(Supplied entries)
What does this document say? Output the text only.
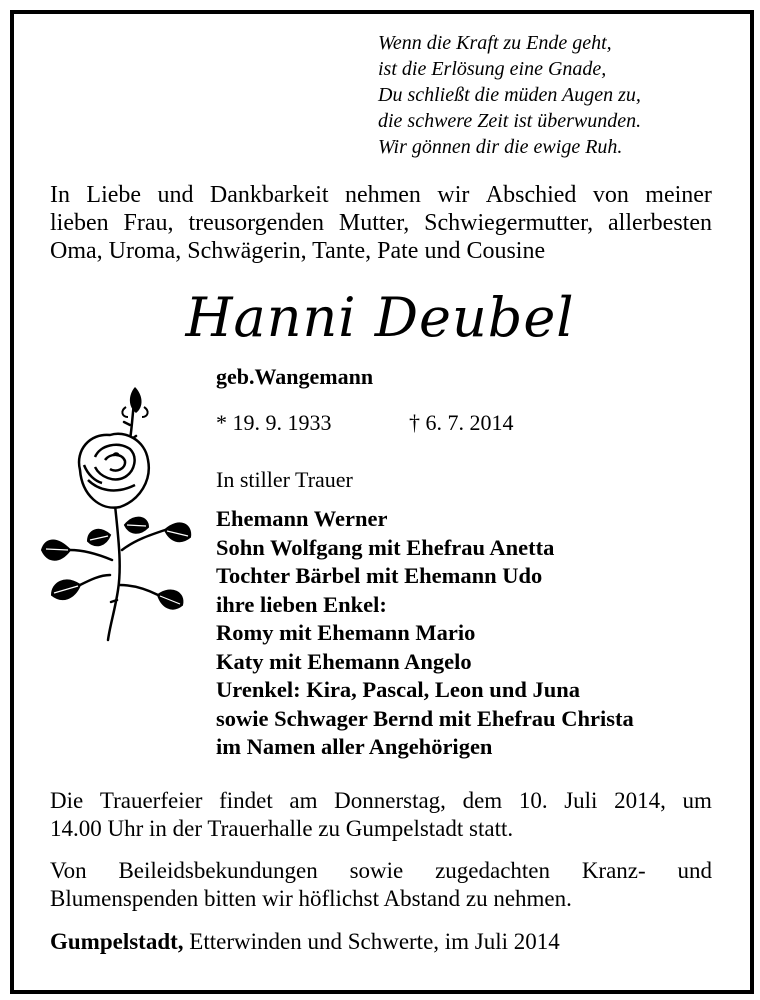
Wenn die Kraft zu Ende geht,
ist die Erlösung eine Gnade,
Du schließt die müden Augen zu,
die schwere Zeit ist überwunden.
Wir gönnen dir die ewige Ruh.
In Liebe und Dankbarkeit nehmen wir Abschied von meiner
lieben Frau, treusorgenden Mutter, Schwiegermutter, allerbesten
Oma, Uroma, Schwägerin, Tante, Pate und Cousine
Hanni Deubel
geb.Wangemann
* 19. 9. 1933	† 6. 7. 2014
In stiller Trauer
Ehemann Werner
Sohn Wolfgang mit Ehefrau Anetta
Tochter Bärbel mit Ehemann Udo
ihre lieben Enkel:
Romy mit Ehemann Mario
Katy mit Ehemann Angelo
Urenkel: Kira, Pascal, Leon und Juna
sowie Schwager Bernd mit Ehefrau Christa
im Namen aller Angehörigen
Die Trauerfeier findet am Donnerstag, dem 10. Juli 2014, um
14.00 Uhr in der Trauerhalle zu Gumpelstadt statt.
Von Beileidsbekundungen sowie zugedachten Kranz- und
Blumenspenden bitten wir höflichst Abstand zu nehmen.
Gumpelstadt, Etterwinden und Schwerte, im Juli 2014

--

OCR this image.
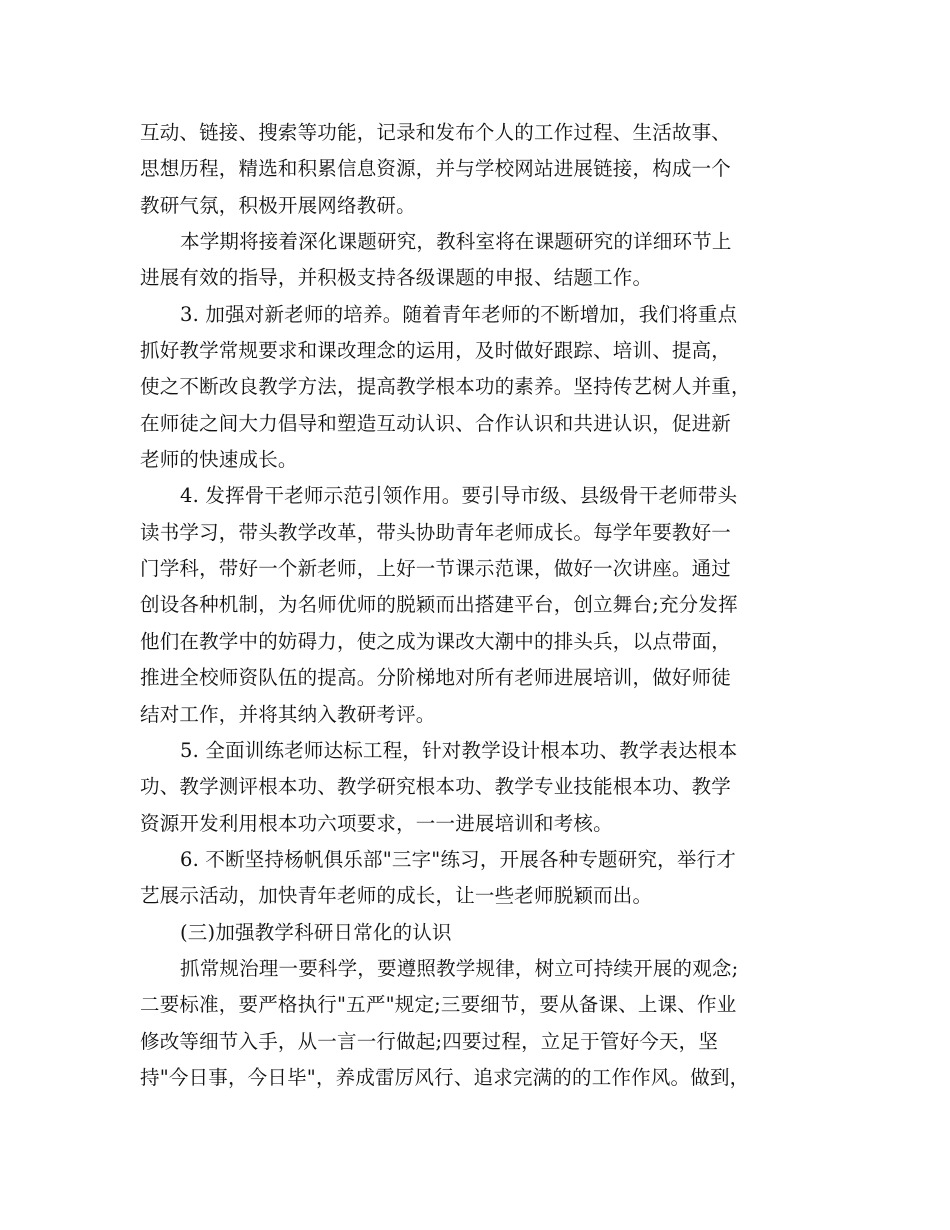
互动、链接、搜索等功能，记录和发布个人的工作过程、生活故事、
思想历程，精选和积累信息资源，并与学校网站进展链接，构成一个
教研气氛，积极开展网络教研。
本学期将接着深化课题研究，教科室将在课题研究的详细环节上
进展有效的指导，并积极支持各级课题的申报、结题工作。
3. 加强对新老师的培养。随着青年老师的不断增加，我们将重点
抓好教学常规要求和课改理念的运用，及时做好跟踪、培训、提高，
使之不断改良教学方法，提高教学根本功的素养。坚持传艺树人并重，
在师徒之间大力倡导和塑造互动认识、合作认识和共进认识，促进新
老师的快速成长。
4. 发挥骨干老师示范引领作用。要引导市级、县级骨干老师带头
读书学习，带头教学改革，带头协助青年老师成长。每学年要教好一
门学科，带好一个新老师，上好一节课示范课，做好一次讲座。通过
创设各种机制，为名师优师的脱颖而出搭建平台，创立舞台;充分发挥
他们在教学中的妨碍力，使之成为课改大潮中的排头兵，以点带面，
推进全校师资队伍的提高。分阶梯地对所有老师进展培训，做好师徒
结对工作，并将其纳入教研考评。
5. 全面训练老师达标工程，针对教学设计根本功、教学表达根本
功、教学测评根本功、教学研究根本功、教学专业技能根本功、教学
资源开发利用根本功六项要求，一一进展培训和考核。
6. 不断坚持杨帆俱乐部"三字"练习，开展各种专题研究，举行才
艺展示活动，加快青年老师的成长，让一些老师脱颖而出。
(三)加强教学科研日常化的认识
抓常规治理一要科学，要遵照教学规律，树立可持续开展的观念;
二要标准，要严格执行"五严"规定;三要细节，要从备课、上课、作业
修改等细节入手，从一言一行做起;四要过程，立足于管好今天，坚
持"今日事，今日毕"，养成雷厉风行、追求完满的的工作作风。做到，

...

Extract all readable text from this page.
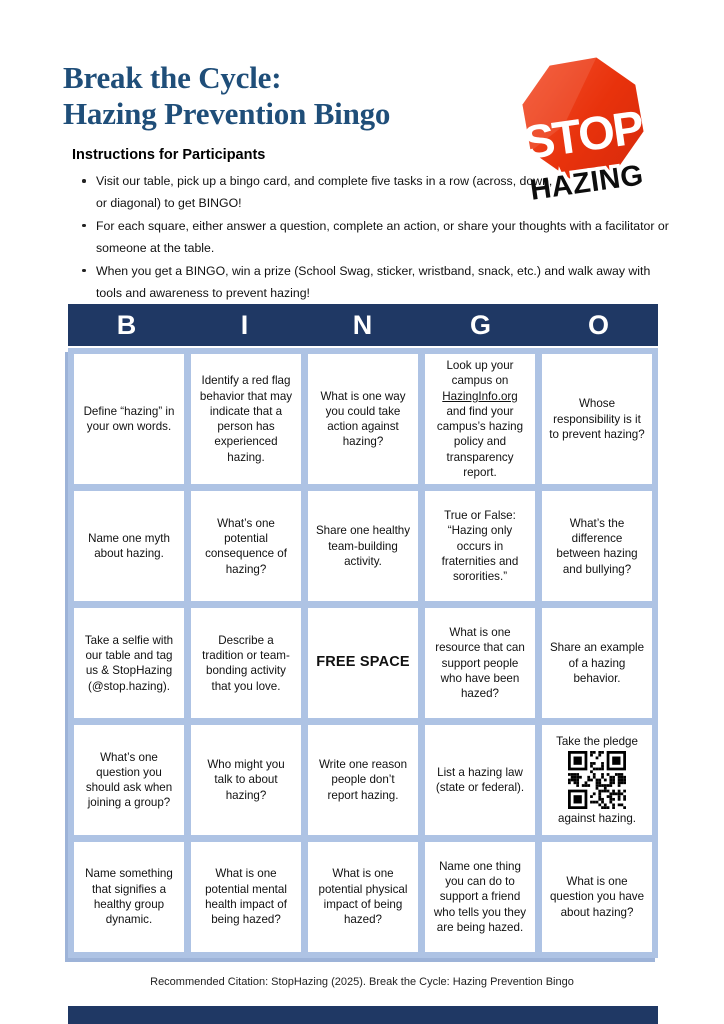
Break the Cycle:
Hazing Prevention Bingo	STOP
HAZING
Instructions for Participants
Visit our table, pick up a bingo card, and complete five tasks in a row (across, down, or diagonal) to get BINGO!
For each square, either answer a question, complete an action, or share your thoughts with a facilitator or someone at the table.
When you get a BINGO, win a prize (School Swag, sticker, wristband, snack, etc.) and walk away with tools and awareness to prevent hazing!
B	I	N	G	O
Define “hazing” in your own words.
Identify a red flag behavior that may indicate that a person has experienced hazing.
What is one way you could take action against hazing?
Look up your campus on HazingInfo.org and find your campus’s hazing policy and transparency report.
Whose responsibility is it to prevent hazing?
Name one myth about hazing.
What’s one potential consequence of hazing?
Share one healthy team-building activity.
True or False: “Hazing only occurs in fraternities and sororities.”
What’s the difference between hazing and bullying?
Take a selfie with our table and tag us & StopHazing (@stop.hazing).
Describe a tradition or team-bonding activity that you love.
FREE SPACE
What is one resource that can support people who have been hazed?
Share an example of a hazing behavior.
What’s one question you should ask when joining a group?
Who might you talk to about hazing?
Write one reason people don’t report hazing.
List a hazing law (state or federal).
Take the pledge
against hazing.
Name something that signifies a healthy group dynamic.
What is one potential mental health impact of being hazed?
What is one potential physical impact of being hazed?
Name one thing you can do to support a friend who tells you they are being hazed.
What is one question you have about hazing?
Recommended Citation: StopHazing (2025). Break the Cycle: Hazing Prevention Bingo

(What to work on) Exactly how many lines contain "complete"? State the number and nothing else.

(Task answer) 2